--- Records for this task ---
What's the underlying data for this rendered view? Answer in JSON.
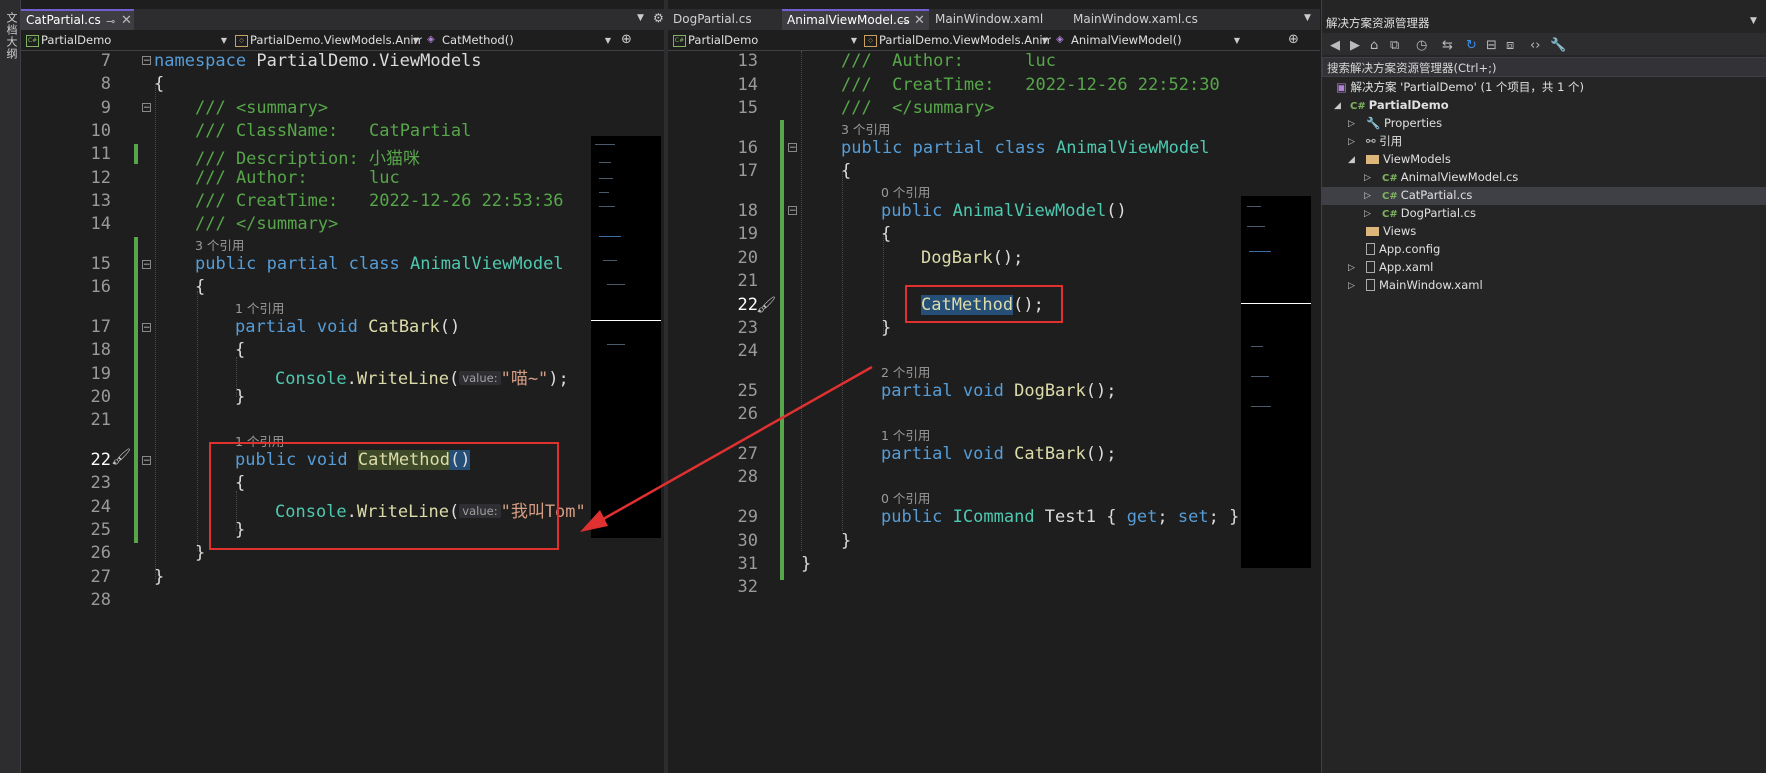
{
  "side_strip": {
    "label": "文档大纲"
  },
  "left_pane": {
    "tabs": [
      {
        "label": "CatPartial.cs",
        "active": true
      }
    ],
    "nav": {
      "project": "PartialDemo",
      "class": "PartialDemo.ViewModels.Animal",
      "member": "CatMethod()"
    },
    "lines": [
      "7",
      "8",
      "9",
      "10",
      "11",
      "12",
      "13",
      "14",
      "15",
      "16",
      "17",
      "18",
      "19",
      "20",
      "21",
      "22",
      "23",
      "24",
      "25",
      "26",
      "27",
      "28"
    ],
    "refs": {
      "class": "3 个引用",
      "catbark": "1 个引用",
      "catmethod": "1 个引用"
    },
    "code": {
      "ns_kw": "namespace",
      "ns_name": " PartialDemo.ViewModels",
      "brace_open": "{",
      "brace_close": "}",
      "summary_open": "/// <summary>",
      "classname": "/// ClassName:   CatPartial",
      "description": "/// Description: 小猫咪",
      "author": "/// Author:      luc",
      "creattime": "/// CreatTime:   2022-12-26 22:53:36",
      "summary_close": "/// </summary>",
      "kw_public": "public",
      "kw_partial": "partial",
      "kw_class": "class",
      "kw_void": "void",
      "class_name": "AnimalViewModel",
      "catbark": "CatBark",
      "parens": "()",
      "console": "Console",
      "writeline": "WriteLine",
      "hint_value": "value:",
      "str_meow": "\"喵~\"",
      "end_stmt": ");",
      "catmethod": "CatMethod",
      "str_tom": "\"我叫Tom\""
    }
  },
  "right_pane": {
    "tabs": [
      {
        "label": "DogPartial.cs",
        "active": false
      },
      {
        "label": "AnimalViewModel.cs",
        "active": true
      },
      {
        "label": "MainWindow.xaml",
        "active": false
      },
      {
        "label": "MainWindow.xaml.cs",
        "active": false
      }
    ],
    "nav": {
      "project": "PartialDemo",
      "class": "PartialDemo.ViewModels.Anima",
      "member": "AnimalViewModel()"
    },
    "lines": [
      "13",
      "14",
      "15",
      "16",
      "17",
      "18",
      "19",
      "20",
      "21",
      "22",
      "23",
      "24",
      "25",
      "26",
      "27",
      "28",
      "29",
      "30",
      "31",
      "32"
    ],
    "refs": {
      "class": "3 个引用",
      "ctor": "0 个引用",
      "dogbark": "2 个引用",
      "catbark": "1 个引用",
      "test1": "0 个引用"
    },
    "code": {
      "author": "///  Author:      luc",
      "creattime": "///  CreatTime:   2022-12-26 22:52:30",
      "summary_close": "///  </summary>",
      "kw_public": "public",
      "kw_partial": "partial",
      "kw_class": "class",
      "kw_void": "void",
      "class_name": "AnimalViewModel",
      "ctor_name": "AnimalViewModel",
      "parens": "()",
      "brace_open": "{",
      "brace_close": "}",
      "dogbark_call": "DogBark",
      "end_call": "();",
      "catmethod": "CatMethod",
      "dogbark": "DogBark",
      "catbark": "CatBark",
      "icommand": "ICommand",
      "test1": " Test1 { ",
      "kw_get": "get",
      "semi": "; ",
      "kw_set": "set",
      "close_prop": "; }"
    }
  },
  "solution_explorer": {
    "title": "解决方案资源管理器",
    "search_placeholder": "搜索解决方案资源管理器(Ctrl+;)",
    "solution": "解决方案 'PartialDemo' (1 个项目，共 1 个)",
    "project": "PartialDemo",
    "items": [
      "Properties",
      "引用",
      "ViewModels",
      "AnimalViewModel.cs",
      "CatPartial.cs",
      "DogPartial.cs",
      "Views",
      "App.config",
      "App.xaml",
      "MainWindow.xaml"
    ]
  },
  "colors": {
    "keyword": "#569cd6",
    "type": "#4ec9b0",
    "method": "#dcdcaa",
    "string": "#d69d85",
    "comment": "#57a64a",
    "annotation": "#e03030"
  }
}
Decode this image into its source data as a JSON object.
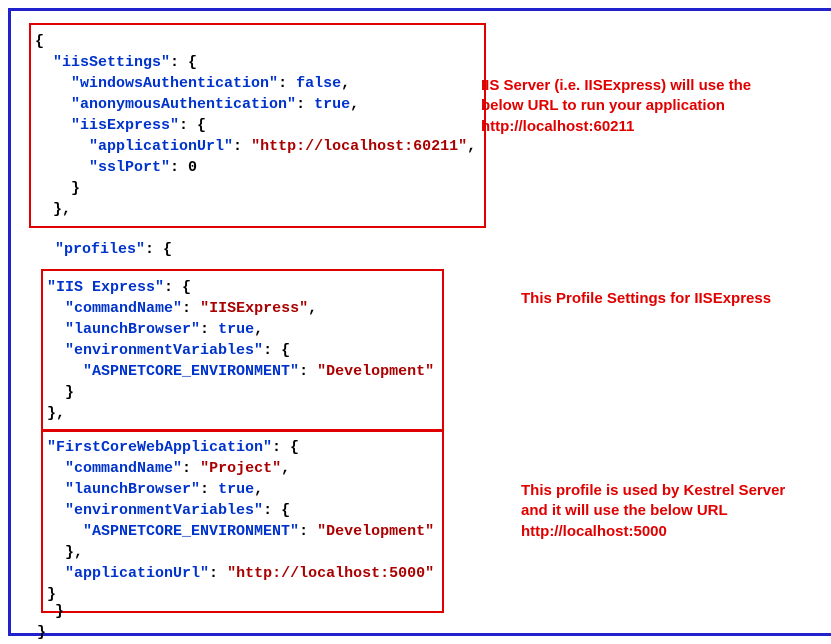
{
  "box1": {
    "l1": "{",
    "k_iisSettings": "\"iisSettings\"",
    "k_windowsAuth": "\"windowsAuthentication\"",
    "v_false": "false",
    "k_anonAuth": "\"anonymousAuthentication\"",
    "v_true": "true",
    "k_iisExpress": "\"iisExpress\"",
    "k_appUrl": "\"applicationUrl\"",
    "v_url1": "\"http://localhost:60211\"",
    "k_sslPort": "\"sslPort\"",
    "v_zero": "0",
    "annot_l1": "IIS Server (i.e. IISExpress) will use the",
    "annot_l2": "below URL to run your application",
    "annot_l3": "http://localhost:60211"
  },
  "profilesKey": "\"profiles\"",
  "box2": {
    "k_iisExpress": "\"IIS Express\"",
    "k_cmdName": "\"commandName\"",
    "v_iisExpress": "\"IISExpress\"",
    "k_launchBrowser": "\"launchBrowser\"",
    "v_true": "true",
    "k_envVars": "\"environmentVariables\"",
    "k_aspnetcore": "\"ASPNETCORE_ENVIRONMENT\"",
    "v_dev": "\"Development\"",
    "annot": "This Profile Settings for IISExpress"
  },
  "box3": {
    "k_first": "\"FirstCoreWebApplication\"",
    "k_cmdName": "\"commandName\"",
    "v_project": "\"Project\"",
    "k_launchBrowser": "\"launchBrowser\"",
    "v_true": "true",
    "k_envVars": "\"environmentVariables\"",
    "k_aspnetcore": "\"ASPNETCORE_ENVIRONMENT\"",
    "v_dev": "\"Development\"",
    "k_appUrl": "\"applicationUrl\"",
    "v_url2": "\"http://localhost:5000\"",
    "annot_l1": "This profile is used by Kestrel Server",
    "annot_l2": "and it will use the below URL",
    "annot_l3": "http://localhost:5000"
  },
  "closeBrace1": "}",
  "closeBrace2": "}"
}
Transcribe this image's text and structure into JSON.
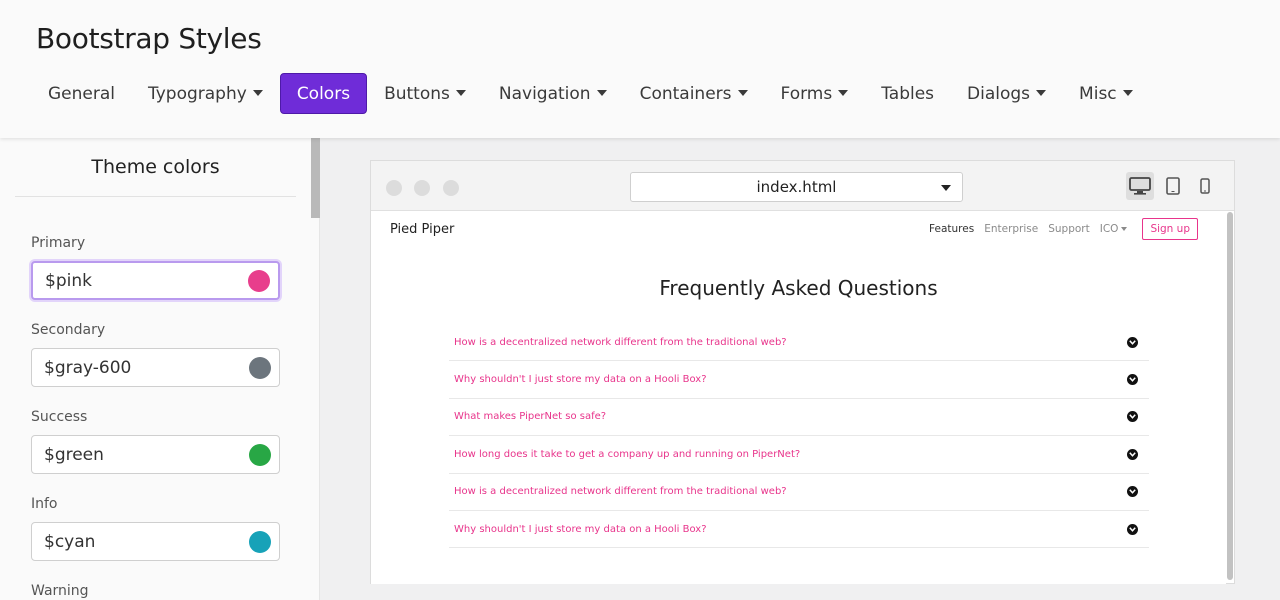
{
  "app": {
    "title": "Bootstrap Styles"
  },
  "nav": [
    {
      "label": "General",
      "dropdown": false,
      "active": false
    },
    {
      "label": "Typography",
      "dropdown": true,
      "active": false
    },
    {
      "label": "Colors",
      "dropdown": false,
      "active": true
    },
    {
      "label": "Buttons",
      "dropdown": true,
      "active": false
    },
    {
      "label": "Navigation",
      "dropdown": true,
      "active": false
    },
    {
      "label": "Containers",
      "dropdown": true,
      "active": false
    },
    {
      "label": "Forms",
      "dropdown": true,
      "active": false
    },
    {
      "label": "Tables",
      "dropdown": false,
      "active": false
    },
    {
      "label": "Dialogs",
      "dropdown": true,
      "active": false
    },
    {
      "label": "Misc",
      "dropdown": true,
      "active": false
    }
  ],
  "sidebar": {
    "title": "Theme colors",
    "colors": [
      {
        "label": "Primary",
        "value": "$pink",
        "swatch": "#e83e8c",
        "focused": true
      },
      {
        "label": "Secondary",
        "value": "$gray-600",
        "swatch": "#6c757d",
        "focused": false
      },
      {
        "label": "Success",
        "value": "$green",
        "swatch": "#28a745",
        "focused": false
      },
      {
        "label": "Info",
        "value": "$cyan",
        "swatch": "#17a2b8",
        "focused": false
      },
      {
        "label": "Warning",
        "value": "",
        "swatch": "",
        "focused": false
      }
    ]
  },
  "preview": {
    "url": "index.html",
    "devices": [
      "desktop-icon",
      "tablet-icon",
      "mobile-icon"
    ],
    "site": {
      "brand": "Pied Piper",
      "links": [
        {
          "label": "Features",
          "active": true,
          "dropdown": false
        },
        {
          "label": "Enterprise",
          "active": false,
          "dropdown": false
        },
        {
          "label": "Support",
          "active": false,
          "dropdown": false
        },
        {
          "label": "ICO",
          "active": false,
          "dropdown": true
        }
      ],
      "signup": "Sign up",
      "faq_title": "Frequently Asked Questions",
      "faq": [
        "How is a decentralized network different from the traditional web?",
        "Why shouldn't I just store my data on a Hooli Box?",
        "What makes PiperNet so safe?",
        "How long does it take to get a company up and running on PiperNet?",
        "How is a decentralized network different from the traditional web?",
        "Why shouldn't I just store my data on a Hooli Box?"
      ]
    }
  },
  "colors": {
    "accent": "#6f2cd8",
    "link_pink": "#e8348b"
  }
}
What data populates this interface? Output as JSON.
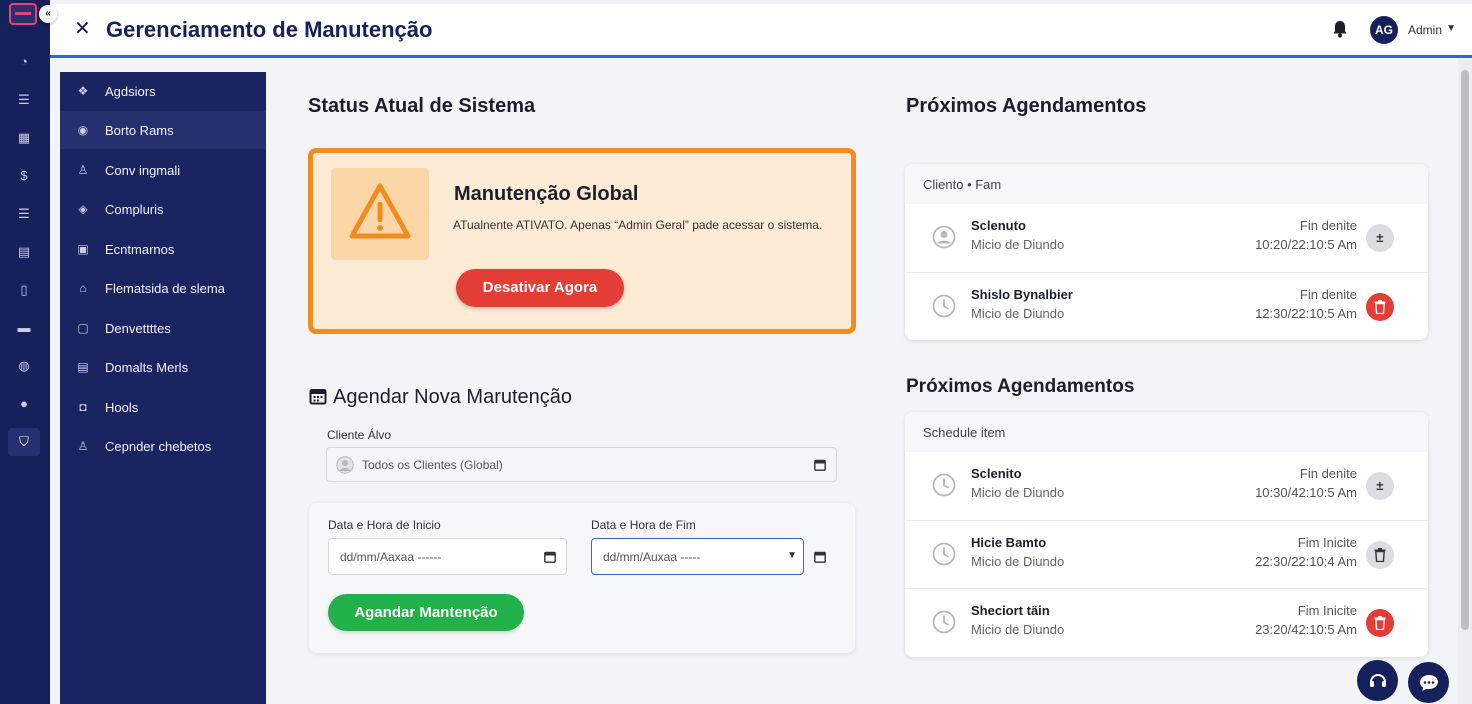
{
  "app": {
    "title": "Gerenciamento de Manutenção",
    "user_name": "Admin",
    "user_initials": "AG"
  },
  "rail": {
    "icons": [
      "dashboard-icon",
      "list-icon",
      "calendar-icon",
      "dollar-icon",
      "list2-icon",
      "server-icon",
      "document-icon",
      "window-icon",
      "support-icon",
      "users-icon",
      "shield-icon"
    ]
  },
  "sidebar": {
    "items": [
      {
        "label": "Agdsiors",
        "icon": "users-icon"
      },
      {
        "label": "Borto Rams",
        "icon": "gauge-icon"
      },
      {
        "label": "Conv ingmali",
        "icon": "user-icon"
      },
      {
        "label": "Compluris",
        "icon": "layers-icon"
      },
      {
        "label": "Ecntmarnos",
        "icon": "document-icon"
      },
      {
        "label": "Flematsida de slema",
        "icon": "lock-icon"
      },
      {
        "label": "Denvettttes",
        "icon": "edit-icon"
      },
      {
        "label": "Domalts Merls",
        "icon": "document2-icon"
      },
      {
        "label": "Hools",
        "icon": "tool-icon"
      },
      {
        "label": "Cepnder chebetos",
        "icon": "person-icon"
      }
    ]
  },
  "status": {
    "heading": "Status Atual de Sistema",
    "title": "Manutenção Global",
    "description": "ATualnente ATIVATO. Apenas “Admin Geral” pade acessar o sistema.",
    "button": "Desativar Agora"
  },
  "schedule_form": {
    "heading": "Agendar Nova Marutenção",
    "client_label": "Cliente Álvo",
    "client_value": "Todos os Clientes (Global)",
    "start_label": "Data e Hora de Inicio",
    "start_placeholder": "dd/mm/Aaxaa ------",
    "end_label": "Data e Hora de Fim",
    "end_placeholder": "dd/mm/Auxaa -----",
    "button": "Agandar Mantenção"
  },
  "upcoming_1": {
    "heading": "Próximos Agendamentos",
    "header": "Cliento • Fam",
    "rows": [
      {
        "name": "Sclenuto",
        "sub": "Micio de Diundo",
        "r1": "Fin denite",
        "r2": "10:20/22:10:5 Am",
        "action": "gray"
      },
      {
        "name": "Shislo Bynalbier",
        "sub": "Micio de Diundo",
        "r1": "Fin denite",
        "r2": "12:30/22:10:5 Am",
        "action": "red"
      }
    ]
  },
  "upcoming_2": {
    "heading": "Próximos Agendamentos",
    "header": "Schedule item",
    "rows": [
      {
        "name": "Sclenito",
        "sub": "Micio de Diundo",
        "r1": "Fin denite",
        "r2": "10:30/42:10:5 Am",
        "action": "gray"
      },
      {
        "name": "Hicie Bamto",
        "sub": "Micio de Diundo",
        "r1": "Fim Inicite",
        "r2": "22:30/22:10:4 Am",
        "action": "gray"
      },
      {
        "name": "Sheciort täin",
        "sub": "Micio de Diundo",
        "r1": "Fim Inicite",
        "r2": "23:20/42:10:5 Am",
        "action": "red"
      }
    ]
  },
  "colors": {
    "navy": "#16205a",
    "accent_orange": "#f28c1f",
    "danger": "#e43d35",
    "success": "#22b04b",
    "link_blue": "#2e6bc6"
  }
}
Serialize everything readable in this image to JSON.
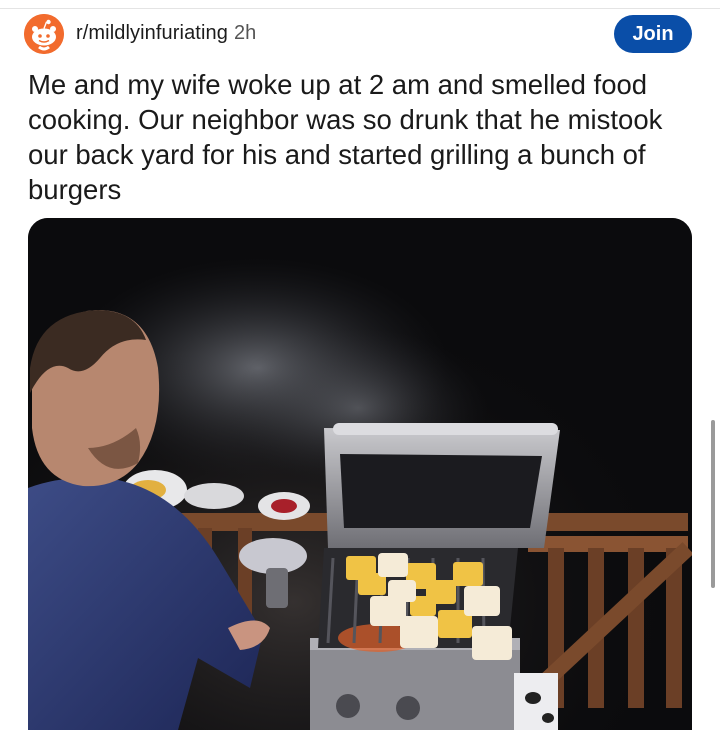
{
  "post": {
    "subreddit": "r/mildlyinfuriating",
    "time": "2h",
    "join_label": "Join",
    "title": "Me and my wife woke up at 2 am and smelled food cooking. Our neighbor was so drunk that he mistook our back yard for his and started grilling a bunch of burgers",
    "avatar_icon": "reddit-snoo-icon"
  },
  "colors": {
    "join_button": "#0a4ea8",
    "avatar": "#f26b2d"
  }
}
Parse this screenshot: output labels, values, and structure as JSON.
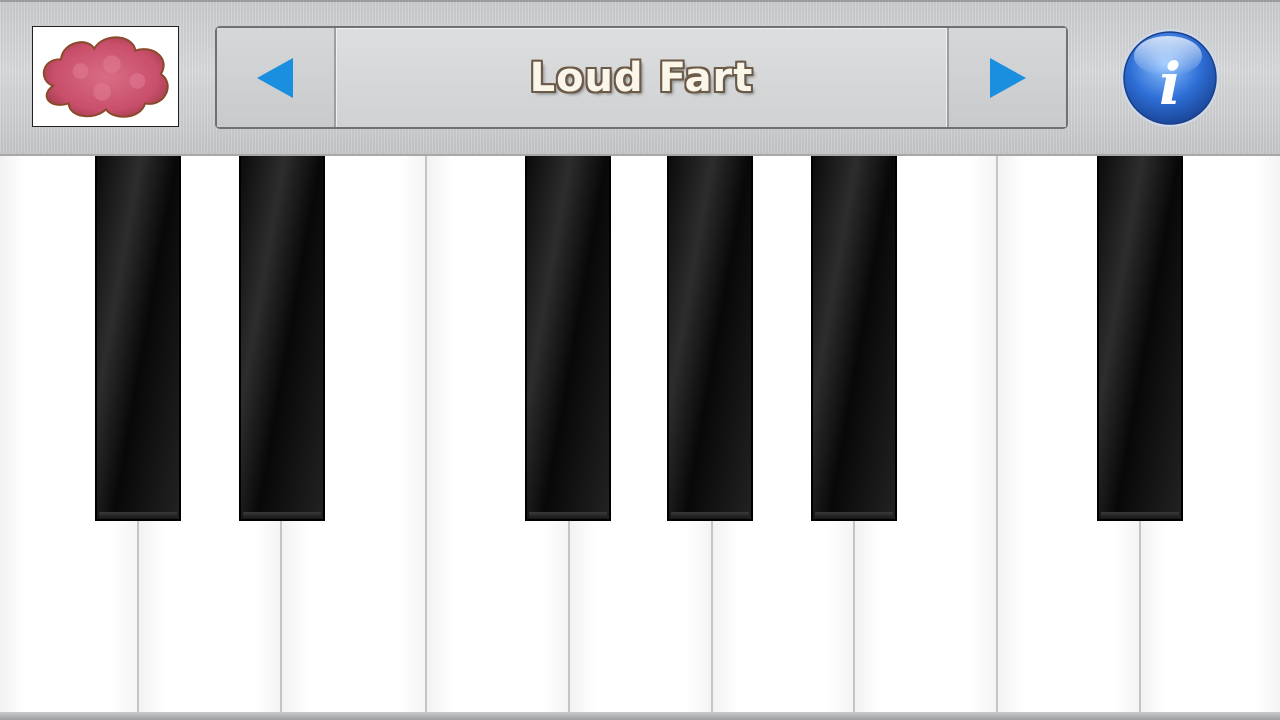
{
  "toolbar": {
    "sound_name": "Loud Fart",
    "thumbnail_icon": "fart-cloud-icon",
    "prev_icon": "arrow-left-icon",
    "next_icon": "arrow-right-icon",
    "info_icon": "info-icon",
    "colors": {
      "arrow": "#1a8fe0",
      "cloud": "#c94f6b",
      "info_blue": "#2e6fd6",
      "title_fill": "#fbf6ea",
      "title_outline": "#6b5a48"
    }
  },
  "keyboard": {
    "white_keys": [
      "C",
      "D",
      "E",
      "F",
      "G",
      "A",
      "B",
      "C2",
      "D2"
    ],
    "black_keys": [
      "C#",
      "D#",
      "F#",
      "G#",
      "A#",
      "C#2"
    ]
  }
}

--- Aim ---
From the records above, copy every line that holds the word "below".

--- Complete response ---
    "annot_l2": "below URL to run your application",
    "annot_l2": "and it will use the below URL",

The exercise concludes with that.